● **Short problem**:
Retype every line of the records below word for word, leaving out the pictures.

— begin Given data —

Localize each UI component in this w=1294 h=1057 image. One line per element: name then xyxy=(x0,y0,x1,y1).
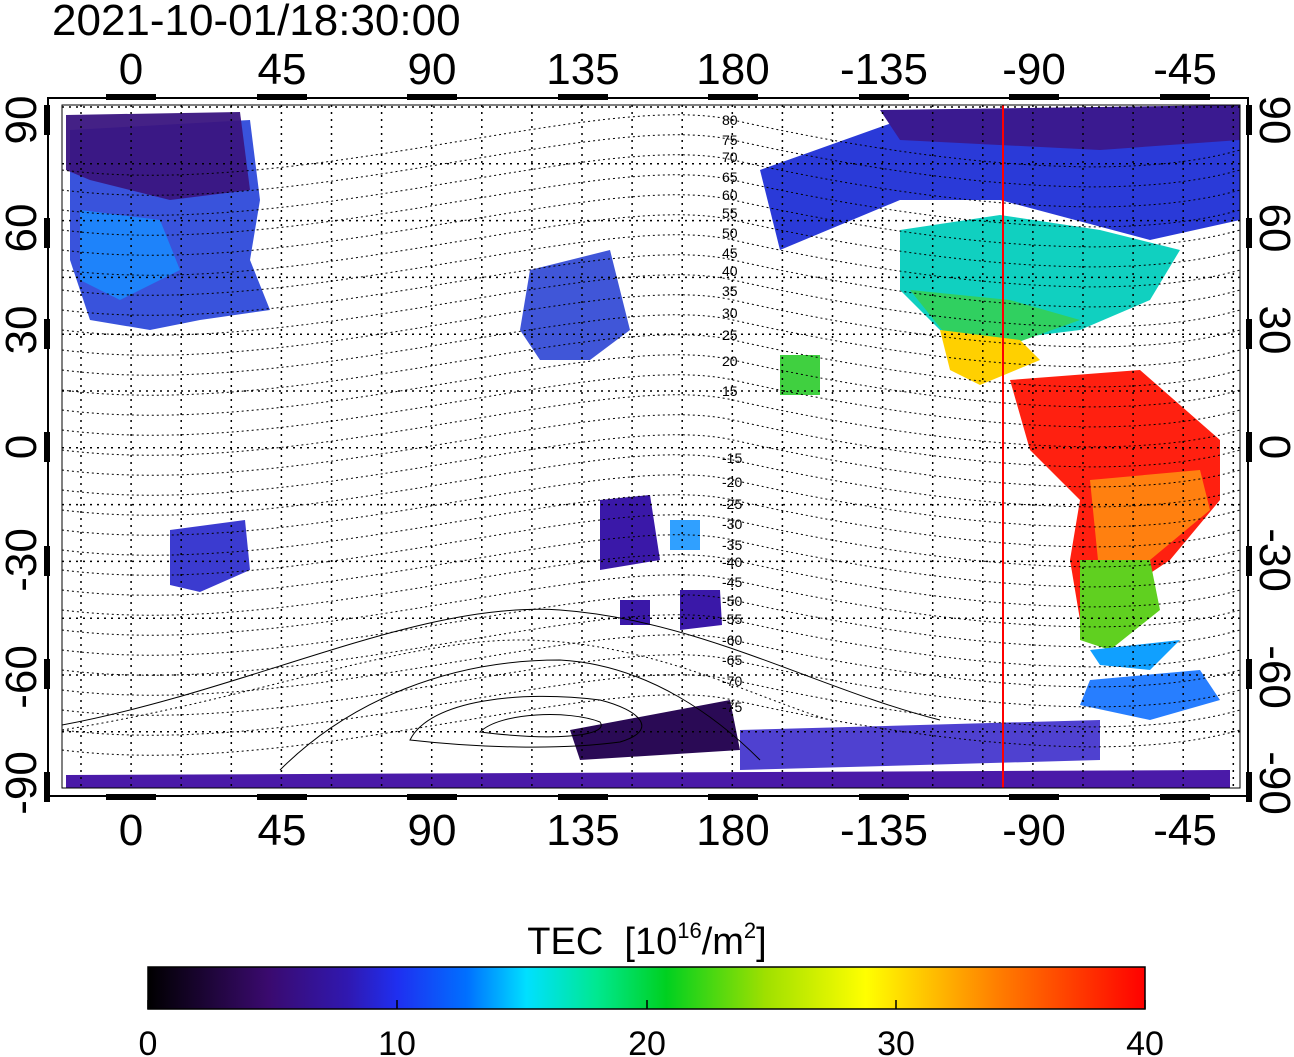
contour-label: 15 xyxy=(722,383,738,399)
contour-label: 75 xyxy=(722,132,738,148)
top-longitude-label: -45 xyxy=(1153,45,1217,94)
contour-label: 50 xyxy=(722,225,738,241)
right-latitude-label: -30 xyxy=(1250,528,1294,592)
left-latitude-label: -90 xyxy=(0,751,46,815)
contour-label: -75 xyxy=(722,699,742,715)
colorbar-unit-exp1: 16 xyxy=(677,918,702,943)
right-latitude-labels: 90 60 30 0 -30 -60 -90 xyxy=(1250,96,1294,815)
bottom-longitude-label: 180 xyxy=(696,806,769,855)
left-latitude-labels: 90 60 30 0 -30 -60 -90 xyxy=(0,96,46,815)
colorbar-unit-mid: /m xyxy=(701,921,744,963)
contour-label: -25 xyxy=(722,496,742,512)
top-longitude-label: 135 xyxy=(546,45,619,94)
right-latitude-label: 90 xyxy=(1250,96,1294,145)
right-latitude-label: 30 xyxy=(1250,306,1294,355)
contour-label: 35 xyxy=(722,283,738,299)
top-longitude-label: 90 xyxy=(408,45,457,94)
colorbar-ticks: 0 10 20 30 40 xyxy=(139,1000,1164,1057)
left-latitude-label: -60 xyxy=(0,645,46,709)
left-latitude-label: -30 xyxy=(0,528,46,592)
colorbar-tick-label: 40 xyxy=(1126,1025,1164,1057)
contour-label: -40 xyxy=(722,554,742,570)
contour-label: -20 xyxy=(722,474,742,490)
bottom-longitude-label: 90 xyxy=(408,806,457,855)
colorbar-tick-label: 30 xyxy=(877,1025,915,1057)
bottom-longitude-label: 135 xyxy=(546,806,619,855)
bottom-longitude-label: 0 xyxy=(119,806,143,855)
contour-label: 25 xyxy=(722,327,738,343)
colorbar-unit-close: ] xyxy=(756,921,767,963)
left-latitude-label: 0 xyxy=(0,435,46,459)
contour-label: 60 xyxy=(722,187,738,203)
contour-label: 80 xyxy=(722,112,738,128)
contour-label: 55 xyxy=(722,205,738,221)
contour-label: -50 xyxy=(722,593,742,609)
colorbar-title: TEC [1016/m2] xyxy=(0,908,1294,965)
contour-label: 20 xyxy=(722,353,738,369)
top-longitude-label: 0 xyxy=(119,45,143,94)
bottom-longitude-label: -90 xyxy=(1002,806,1066,855)
magnetic-latitude-contours xyxy=(62,608,941,771)
contour-label: 40 xyxy=(722,263,738,279)
left-latitude-label: 90 xyxy=(0,96,46,145)
contour-label: 30 xyxy=(722,305,738,321)
top-longitude-label: 45 xyxy=(258,45,307,94)
contour-label: 65 xyxy=(722,169,738,185)
contour-label: -35 xyxy=(722,537,742,553)
colorbar-tick-label: 20 xyxy=(628,1025,666,1057)
colorbar-tick-label: 0 xyxy=(139,1025,158,1057)
top-longitude-label: -90 xyxy=(1002,45,1066,94)
contour-label: -45 xyxy=(722,574,742,590)
contour-label: 70 xyxy=(722,149,738,165)
bottom-longitude-labels: 0 45 90 135 180 -135 -90 -45 xyxy=(119,806,1217,855)
top-longitude-label: 180 xyxy=(696,45,769,94)
top-longitude-labels: 0 45 90 135 180 -135 -90 -45 xyxy=(119,45,1217,94)
colorbar-title-prefix: TEC xyxy=(527,921,604,963)
left-latitude-label: 30 xyxy=(0,306,46,355)
map-timestamp: 2021-10-01/18:30:00 xyxy=(52,0,461,45)
top-longitude-label: -135 xyxy=(840,45,928,94)
colorbar-unit-base: [10 xyxy=(624,921,678,963)
right-latitude-label: 60 xyxy=(1250,204,1294,253)
contour-label: -60 xyxy=(722,632,742,648)
left-latitude-label: 60 xyxy=(0,204,46,253)
bottom-longitude-label: -135 xyxy=(840,806,928,855)
graticule xyxy=(62,105,1240,788)
right-latitude-label: -90 xyxy=(1250,751,1294,815)
frame-tick-marks xyxy=(44,94,1252,802)
contour-label: -30 xyxy=(722,516,742,532)
right-latitude-label: 0 xyxy=(1250,435,1294,459)
contour-label: -15 xyxy=(722,450,742,466)
contour-label: -55 xyxy=(722,611,742,627)
bottom-longitude-label: 45 xyxy=(258,806,307,855)
contour-label: -65 xyxy=(722,652,742,668)
bottom-longitude-label: -45 xyxy=(1153,806,1217,855)
right-latitude-label: -60 xyxy=(1250,645,1294,709)
contour-label: -70 xyxy=(722,673,742,689)
colorbar-tick-label: 10 xyxy=(378,1025,416,1057)
contour-label: 45 xyxy=(722,245,738,261)
colorbar-unit-exp2: 2 xyxy=(743,918,757,943)
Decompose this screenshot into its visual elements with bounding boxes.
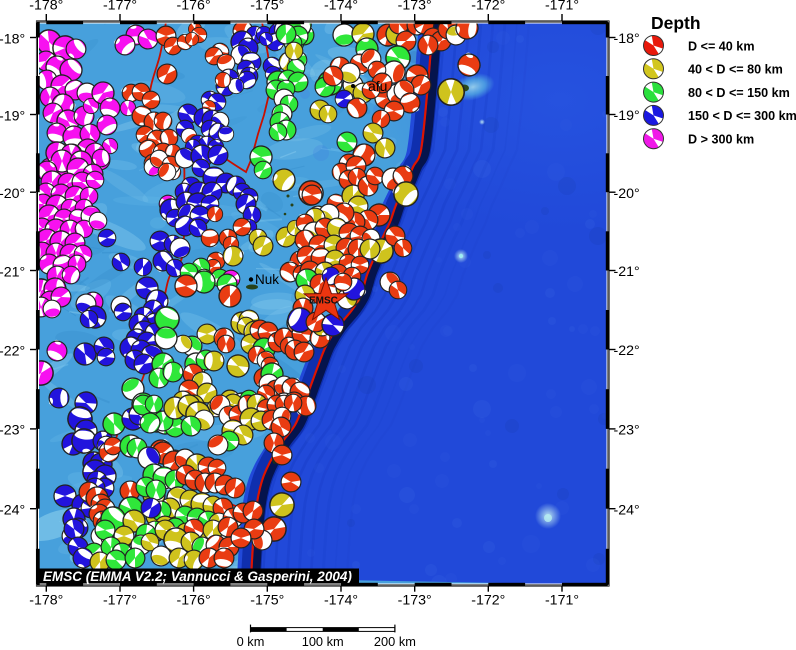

— end Given data —

● **Problem solution**:
Localize each UI component in this w=1294 h=1057 image. One line per element: name then xyxy=(x0,y0,x1,y1).
contour-label: 15 xyxy=(722,383,738,399)
contour-label: 75 xyxy=(722,132,738,148)
top-longitude-label: -45 xyxy=(1153,45,1217,94)
contour-label: 50 xyxy=(722,225,738,241)
right-latitude-label: -30 xyxy=(1250,528,1294,592)
left-latitude-label: -90 xyxy=(0,751,46,815)
contour-label: -75 xyxy=(722,699,742,715)
colorbar-unit-exp1: 16 xyxy=(677,918,702,943)
right-latitude-labels: 90 60 30 0 -30 -60 -90 xyxy=(1250,96,1294,815)
bottom-longitude-label: 180 xyxy=(696,806,769,855)
left-latitude-labels: 90 60 30 0 -30 -60 -90 xyxy=(0,96,46,815)
colorbar-unit-mid: /m xyxy=(701,921,744,963)
contour-label: -25 xyxy=(722,496,742,512)
top-longitude-label: 135 xyxy=(546,45,619,94)
right-latitude-label: 90 xyxy=(1250,96,1294,145)
right-latitude-label: 30 xyxy=(1250,306,1294,355)
contour-label: 35 xyxy=(722,283,738,299)
top-longitude-label: 90 xyxy=(408,45,457,94)
colorbar-ticks: 0 10 20 30 40 xyxy=(139,1000,1164,1057)
left-latitude-label: -60 xyxy=(0,645,46,709)
left-latitude-label: -30 xyxy=(0,528,46,592)
colorbar-tick-label: 40 xyxy=(1126,1025,1164,1057)
contour-label: -40 xyxy=(722,554,742,570)
contour-label: -20 xyxy=(722,474,742,490)
bottom-longitude-label: 90 xyxy=(408,806,457,855)
colorbar-tick-label: 30 xyxy=(877,1025,915,1057)
bottom-longitude-label: 135 xyxy=(546,806,619,855)
bottom-longitude-label: 0 xyxy=(119,806,143,855)
contour-label: 25 xyxy=(722,327,738,343)
colorbar-unit-close: ] xyxy=(756,921,767,963)
left-latitude-label: 0 xyxy=(0,435,46,459)
contour-label: 60 xyxy=(722,187,738,203)
contour-label: 80 xyxy=(722,112,738,128)
contour-label: 55 xyxy=(722,205,738,221)
contour-label: -50 xyxy=(722,593,742,609)
colorbar-title: TEC [1016/m2] xyxy=(0,908,1294,965)
contour-label: 20 xyxy=(722,353,738,369)
top-longitude-label: 0 xyxy=(119,45,143,94)
bottom-longitude-label: -90 xyxy=(1002,806,1066,855)
magnetic-latitude-contours xyxy=(62,608,941,771)
contour-label: 40 xyxy=(722,263,738,279)
left-latitude-label: 90 xyxy=(0,96,46,145)
contour-label: 30 xyxy=(722,305,738,321)
top-longitude-label: 45 xyxy=(258,45,307,94)
contour-label: 65 xyxy=(722,169,738,185)
contour-label: -35 xyxy=(722,537,742,553)
colorbar-tick-label: 20 xyxy=(628,1025,666,1057)
colorbar-tick-label: 0 xyxy=(139,1025,158,1057)
top-longitude-label: -90 xyxy=(1002,45,1066,94)
contour-label: -45 xyxy=(722,574,742,590)
contour-label: 70 xyxy=(722,149,738,165)
bottom-longitude-labels: 0 45 90 135 180 -135 -90 -45 xyxy=(119,806,1217,855)
top-longitude-label: 180 xyxy=(696,45,769,94)
top-longitude-labels: 0 45 90 135 180 -135 -90 -45 xyxy=(119,45,1217,94)
colorbar-title-prefix: TEC xyxy=(527,921,604,963)
left-latitude-label: 30 xyxy=(0,306,46,355)
map-timestamp: 2021-10-01/18:30:00 xyxy=(52,0,461,45)
top-longitude-label: -135 xyxy=(840,45,928,94)
colorbar-unit-base: [10 xyxy=(624,921,678,963)
right-latitude-label: 60 xyxy=(1250,204,1294,253)
contour-label: -60 xyxy=(722,632,742,648)
left-latitude-label: 60 xyxy=(0,204,46,253)
bottom-longitude-label: -135 xyxy=(840,806,928,855)
graticule xyxy=(62,105,1240,788)
right-latitude-label: -90 xyxy=(1250,751,1294,815)
frame-tick-marks xyxy=(44,94,1252,802)
contour-label: -30 xyxy=(722,516,742,532)
right-latitude-label: 0 xyxy=(1250,435,1294,459)
contour-label: -15 xyxy=(722,450,742,466)
contour-label: -55 xyxy=(722,611,742,627)
bottom-longitude-label: 45 xyxy=(258,806,307,855)
contour-label: -65 xyxy=(722,652,742,668)
bottom-longitude-label: -45 xyxy=(1153,806,1217,855)
right-latitude-label: -60 xyxy=(1250,645,1294,709)
contour-label: -70 xyxy=(722,673,742,689)
colorbar-tick-label: 10 xyxy=(378,1025,416,1057)
contour-label: 45 xyxy=(722,245,738,261)
colorbar-unit-exp2: 2 xyxy=(743,918,757,943)
Decompose this screenshot into its visual elements with bounding boxes.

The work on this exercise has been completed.